→ Exercise goal: Below are records; count the lines in them that hold "Показать" and give only the count.

→ Records provided:

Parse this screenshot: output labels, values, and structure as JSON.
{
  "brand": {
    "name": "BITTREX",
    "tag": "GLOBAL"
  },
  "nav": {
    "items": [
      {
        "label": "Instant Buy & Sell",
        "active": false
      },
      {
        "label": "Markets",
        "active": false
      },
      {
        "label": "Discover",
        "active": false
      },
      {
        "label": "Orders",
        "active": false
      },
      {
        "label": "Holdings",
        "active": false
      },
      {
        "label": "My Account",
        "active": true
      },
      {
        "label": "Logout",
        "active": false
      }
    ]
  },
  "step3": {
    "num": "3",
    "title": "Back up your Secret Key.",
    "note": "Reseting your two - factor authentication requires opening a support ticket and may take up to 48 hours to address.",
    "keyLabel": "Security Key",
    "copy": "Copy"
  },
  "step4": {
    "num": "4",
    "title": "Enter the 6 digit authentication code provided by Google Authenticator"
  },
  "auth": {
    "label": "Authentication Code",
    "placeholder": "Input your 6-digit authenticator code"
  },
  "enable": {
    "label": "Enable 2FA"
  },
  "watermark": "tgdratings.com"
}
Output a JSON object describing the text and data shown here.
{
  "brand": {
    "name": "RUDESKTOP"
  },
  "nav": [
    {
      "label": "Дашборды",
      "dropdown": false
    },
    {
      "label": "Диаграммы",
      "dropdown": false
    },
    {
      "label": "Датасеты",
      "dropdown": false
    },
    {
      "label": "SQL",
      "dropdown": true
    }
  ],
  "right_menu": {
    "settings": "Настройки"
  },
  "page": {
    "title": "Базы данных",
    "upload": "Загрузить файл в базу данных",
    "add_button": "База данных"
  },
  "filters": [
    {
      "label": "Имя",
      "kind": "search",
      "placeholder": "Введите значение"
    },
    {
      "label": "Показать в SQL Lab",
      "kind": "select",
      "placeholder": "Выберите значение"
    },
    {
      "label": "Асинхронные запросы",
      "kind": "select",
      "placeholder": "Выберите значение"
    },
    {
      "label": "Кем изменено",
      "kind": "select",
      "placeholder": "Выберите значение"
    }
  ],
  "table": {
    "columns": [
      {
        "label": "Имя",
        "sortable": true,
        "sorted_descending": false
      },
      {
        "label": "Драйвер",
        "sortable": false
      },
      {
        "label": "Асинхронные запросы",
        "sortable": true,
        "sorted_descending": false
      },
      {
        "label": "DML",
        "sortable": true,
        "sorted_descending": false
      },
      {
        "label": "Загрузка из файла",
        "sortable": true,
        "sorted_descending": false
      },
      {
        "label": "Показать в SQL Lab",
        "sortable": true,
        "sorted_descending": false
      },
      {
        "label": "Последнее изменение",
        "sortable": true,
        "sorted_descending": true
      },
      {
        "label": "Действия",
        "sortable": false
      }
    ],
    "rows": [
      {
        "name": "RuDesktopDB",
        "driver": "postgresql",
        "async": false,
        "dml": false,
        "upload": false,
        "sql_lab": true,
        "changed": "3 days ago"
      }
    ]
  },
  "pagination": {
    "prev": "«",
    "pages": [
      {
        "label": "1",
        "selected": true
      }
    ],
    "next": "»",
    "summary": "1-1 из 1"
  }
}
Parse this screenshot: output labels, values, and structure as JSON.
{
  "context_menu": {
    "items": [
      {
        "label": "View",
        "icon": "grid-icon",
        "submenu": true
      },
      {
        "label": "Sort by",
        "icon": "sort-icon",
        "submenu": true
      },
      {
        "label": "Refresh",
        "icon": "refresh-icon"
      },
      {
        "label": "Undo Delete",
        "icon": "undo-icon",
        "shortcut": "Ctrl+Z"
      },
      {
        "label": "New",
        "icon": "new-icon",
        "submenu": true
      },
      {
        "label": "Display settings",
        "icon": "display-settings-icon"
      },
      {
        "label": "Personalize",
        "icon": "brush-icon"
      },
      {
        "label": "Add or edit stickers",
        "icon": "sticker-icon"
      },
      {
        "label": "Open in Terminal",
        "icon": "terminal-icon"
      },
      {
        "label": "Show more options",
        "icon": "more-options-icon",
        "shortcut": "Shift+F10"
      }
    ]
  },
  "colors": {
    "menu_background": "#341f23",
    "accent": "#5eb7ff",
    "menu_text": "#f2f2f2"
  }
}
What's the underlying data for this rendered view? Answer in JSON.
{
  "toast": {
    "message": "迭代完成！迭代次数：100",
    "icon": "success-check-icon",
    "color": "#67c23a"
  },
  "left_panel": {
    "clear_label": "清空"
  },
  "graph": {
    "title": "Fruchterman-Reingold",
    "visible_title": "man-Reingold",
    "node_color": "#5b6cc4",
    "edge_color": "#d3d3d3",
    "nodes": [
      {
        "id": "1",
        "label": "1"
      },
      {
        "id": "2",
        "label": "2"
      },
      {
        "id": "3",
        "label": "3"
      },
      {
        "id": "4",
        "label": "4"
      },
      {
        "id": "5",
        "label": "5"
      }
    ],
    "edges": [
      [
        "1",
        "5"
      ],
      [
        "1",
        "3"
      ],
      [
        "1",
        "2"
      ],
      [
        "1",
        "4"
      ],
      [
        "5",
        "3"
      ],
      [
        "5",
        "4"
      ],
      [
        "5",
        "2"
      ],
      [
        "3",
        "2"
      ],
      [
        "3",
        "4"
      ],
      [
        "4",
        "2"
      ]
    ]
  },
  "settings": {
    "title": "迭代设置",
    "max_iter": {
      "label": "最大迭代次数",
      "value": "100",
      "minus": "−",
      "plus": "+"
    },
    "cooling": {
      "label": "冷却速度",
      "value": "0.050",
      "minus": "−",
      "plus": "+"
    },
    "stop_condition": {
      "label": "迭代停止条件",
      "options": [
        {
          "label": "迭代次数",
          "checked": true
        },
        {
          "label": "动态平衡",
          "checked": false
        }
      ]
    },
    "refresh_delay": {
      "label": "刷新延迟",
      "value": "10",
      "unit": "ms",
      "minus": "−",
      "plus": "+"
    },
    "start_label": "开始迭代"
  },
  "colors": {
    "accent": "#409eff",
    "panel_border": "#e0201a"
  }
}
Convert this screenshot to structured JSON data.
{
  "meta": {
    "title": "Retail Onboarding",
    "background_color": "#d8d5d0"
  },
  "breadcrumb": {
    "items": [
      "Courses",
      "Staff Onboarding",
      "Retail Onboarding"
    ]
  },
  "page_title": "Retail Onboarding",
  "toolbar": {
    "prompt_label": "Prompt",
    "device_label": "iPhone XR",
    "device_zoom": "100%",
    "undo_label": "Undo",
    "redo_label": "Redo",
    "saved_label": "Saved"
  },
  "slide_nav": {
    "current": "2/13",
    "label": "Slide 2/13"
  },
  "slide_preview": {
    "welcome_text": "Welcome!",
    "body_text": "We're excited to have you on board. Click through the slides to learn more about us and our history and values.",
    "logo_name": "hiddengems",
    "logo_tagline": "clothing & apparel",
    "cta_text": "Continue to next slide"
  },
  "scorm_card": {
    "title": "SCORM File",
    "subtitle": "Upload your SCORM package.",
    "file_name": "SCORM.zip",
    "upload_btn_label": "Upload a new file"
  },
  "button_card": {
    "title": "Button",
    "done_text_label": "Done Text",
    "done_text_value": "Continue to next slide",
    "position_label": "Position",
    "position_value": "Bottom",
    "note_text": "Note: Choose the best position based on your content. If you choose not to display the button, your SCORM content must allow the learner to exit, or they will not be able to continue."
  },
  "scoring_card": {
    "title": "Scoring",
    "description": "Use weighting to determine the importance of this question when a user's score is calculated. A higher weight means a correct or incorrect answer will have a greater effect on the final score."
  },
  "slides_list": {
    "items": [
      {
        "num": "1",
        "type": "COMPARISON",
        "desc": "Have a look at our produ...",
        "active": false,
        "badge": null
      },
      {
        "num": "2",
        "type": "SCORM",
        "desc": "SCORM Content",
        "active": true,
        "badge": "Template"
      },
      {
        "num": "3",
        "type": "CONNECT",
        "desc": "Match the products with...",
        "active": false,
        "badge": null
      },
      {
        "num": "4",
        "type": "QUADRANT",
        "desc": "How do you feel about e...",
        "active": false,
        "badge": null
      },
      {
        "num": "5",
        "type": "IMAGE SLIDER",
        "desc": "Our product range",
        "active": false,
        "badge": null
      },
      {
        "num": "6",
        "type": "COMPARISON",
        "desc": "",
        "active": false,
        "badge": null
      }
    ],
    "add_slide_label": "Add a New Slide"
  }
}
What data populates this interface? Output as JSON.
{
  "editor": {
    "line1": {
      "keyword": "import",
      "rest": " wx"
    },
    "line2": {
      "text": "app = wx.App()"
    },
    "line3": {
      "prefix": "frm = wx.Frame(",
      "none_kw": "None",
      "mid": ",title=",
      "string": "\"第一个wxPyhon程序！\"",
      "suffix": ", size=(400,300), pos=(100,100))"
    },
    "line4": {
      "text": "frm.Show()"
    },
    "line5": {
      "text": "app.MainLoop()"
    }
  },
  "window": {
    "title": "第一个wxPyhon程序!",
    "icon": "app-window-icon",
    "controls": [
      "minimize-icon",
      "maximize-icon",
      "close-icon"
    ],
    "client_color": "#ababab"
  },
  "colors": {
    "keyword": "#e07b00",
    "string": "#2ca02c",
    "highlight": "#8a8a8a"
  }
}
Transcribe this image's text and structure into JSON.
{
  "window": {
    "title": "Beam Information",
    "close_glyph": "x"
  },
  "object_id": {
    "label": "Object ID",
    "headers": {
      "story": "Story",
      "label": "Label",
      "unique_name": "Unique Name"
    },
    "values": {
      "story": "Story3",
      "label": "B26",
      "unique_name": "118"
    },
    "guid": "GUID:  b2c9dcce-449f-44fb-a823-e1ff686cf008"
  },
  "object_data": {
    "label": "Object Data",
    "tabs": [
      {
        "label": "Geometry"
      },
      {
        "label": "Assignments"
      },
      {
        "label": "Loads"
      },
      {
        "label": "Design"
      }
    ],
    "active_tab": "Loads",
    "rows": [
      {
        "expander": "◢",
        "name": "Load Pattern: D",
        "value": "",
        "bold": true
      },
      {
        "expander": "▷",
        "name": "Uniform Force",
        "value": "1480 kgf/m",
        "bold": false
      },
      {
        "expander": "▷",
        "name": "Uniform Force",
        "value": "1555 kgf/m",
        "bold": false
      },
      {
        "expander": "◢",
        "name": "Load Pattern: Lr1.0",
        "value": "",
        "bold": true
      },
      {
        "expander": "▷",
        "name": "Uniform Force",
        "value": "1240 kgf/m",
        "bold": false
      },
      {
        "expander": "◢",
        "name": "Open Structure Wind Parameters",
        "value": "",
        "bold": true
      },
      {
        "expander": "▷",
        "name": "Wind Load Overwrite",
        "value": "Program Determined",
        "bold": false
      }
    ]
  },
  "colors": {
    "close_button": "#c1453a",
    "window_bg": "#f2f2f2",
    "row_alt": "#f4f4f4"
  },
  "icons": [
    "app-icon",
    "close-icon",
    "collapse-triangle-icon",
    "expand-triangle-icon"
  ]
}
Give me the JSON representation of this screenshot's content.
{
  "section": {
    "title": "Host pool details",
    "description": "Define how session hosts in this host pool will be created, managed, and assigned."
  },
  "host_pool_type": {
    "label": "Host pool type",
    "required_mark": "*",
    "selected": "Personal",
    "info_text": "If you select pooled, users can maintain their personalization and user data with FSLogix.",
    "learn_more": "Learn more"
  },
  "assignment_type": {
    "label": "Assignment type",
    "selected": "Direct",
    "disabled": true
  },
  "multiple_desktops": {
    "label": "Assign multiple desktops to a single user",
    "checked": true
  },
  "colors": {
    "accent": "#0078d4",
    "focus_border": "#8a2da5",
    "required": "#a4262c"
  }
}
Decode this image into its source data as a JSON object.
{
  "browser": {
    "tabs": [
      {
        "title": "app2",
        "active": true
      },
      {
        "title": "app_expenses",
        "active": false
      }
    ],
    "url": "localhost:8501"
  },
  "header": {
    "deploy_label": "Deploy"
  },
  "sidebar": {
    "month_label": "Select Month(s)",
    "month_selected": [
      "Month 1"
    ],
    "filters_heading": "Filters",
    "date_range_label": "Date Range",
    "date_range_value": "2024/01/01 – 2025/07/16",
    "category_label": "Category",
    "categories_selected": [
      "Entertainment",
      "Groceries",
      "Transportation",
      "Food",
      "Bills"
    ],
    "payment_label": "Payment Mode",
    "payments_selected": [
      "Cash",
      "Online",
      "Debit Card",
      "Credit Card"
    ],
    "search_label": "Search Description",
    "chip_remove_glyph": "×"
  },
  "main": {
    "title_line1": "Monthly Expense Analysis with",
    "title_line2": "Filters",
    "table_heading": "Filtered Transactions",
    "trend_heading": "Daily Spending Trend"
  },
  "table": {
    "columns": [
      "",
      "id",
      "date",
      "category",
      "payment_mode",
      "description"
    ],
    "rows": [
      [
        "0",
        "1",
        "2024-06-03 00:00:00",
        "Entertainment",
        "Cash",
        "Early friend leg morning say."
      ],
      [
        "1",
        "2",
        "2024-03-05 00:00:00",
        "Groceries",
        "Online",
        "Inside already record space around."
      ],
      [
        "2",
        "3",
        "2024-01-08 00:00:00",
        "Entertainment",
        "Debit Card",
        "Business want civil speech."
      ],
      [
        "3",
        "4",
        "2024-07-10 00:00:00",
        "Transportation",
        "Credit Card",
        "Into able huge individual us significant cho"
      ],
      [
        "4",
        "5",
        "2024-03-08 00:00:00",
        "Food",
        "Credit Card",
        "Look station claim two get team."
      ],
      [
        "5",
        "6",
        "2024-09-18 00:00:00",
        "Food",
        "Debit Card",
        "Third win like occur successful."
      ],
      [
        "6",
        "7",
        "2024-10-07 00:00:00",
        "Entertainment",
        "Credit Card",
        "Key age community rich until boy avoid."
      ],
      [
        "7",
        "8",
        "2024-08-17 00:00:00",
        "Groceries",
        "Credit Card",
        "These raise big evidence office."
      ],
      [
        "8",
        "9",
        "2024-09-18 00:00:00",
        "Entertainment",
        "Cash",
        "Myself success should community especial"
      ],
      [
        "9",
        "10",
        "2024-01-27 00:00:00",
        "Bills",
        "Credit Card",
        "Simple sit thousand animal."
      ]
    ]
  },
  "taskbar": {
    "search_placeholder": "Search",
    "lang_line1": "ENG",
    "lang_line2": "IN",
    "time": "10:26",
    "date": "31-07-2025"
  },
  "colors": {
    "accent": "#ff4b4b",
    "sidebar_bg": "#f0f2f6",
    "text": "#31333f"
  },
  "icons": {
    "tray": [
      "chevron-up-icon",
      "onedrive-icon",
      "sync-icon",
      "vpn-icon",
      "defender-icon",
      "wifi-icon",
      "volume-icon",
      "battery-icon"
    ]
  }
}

→ Reply to the exercise: 2